▽
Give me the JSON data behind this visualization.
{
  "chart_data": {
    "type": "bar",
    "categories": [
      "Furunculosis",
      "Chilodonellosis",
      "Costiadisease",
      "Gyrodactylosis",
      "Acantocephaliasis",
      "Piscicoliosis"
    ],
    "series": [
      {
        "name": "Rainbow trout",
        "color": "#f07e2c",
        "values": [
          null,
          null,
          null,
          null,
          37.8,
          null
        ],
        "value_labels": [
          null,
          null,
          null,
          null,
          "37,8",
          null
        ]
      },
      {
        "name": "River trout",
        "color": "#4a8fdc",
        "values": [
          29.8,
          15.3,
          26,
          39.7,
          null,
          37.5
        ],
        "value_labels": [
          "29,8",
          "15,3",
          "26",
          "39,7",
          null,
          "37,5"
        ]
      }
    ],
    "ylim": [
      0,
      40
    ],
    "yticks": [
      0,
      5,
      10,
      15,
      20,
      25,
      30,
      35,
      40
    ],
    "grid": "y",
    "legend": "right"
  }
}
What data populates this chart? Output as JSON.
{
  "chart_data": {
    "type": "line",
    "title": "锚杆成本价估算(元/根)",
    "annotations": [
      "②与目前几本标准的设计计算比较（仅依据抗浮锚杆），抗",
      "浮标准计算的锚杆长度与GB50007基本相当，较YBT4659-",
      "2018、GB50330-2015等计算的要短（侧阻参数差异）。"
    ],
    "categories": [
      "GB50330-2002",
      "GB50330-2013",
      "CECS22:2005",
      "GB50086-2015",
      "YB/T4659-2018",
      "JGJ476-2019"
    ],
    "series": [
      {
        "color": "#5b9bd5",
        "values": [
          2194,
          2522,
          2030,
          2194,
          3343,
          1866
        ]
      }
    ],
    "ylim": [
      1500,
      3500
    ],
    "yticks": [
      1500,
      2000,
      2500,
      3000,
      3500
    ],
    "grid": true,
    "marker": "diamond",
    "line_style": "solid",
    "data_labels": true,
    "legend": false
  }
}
△
Problem description => Look through the data and show every line containing "name".

Result for this task =>
        "name": "Rainbow trout",
        "name": "River trout",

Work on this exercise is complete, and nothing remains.